Tell me how many lines hold "title", please, using only the number.

☆ ☆ ☆

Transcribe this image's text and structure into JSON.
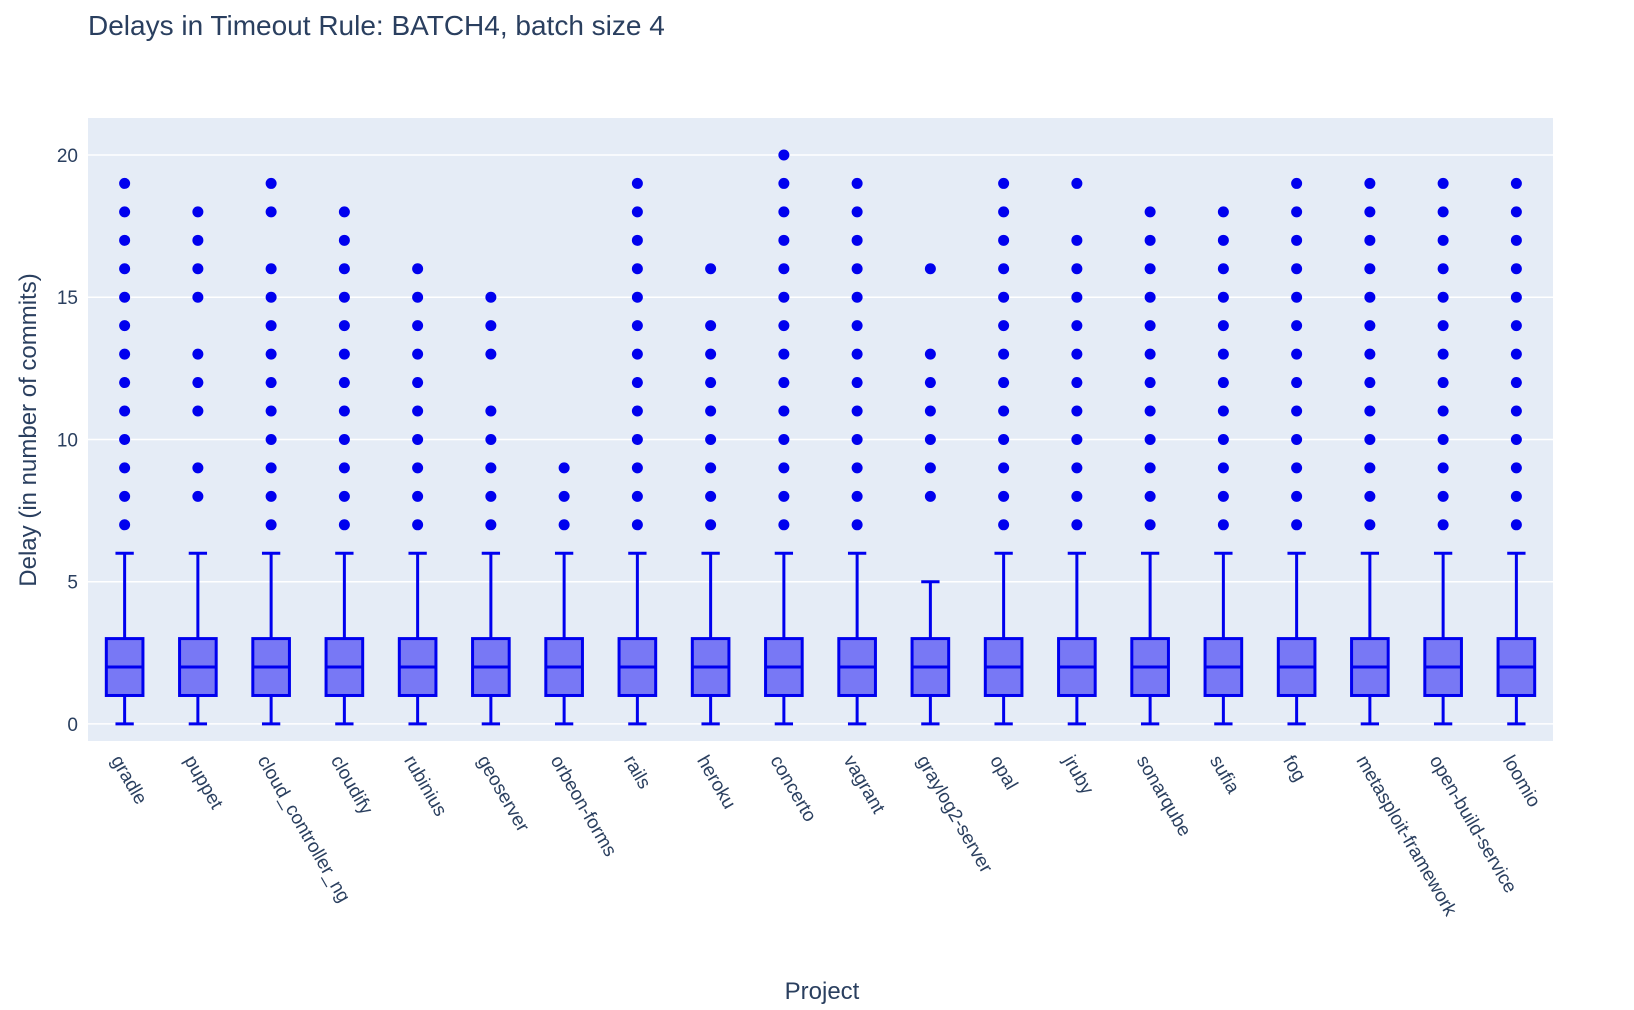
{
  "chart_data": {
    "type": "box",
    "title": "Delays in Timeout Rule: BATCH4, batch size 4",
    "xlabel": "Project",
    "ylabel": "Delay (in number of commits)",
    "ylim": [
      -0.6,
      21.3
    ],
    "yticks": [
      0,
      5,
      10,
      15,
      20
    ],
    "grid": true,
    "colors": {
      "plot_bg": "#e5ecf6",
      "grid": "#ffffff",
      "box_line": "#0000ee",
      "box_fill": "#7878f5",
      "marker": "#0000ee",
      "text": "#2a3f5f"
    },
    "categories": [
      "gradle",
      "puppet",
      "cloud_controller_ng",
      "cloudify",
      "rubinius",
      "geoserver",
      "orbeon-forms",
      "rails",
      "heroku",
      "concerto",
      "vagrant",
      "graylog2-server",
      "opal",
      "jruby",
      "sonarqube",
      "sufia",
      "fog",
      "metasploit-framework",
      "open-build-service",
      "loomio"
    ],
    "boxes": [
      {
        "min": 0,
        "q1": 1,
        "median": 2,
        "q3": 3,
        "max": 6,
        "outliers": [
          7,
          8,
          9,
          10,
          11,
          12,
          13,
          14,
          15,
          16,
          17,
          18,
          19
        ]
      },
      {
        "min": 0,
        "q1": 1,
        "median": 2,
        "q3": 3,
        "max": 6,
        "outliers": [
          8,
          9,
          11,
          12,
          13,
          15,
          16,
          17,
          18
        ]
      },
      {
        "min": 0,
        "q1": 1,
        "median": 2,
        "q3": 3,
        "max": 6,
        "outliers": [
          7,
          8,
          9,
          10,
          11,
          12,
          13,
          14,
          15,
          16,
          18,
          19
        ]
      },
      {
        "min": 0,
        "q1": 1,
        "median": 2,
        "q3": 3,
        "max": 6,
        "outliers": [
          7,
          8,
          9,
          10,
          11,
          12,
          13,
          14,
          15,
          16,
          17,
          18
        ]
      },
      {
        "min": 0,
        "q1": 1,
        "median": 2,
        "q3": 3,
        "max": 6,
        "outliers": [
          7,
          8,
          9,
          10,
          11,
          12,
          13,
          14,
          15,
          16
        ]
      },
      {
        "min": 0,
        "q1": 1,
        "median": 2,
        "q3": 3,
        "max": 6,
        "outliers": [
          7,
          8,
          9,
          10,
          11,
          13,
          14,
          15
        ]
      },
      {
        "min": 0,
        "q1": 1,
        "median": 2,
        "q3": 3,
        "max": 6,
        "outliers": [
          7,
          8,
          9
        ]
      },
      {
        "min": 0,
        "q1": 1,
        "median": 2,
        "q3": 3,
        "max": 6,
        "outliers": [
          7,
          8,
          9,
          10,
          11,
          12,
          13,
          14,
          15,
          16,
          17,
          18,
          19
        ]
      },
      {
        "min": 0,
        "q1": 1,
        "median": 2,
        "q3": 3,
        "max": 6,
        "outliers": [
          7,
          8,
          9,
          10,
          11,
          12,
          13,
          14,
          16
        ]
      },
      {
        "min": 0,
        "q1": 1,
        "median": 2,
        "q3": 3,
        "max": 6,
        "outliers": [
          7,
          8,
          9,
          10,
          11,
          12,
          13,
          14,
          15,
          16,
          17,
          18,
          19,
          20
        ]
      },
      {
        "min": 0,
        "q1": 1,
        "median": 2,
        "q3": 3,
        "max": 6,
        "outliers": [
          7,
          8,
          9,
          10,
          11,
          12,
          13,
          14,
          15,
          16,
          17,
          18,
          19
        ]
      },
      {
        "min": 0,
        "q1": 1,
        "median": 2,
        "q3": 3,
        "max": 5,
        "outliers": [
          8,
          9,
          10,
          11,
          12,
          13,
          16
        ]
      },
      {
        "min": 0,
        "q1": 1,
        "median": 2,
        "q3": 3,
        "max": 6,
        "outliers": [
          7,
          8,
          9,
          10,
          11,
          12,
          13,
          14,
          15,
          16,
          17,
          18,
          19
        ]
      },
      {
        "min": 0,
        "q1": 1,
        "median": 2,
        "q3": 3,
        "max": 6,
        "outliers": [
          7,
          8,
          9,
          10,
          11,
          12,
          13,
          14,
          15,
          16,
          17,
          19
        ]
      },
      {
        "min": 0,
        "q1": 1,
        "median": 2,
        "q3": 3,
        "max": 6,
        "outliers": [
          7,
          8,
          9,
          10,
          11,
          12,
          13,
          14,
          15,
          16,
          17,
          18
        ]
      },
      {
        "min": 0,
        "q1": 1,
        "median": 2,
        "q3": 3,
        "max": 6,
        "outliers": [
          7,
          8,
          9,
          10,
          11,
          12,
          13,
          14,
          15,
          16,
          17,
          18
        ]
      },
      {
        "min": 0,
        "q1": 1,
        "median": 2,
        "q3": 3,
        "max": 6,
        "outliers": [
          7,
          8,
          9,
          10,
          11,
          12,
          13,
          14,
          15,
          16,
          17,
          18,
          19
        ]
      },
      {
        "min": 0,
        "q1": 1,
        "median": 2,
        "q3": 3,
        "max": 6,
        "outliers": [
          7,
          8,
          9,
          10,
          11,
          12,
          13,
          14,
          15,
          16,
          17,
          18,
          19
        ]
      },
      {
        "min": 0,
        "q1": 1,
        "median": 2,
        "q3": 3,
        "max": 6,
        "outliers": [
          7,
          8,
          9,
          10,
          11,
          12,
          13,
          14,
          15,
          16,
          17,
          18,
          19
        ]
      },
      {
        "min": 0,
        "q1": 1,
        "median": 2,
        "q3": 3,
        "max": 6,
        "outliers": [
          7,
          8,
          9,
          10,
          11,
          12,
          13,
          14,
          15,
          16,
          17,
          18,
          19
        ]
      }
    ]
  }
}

☆ ☆ ☆

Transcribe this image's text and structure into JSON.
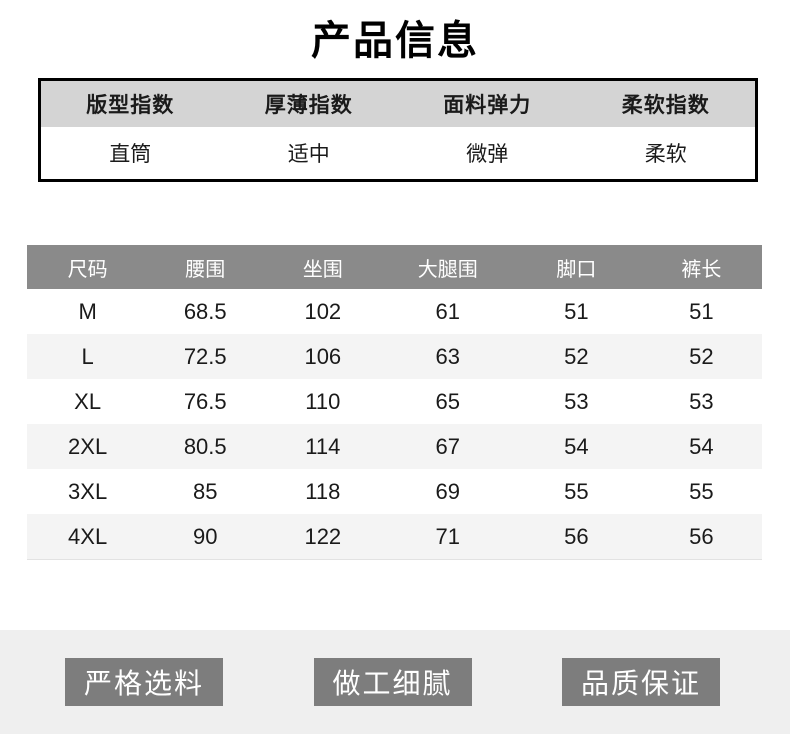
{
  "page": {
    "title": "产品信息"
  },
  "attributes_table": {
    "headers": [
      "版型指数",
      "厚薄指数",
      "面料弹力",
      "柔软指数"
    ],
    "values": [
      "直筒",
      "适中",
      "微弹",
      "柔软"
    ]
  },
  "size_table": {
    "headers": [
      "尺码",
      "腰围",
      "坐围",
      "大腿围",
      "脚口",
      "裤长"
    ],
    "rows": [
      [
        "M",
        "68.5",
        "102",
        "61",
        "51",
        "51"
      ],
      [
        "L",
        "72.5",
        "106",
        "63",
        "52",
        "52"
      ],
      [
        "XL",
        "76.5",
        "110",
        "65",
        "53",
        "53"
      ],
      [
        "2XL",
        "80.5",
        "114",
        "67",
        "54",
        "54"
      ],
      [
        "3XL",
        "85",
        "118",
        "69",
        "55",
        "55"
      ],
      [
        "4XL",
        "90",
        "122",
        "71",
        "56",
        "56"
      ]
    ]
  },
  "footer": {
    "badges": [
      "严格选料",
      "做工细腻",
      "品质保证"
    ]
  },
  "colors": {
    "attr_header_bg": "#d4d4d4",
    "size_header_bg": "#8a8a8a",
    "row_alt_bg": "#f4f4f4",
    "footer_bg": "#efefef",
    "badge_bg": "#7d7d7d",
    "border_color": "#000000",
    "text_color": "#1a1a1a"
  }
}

☆ ☆ ☆

» **Exercise output**:
2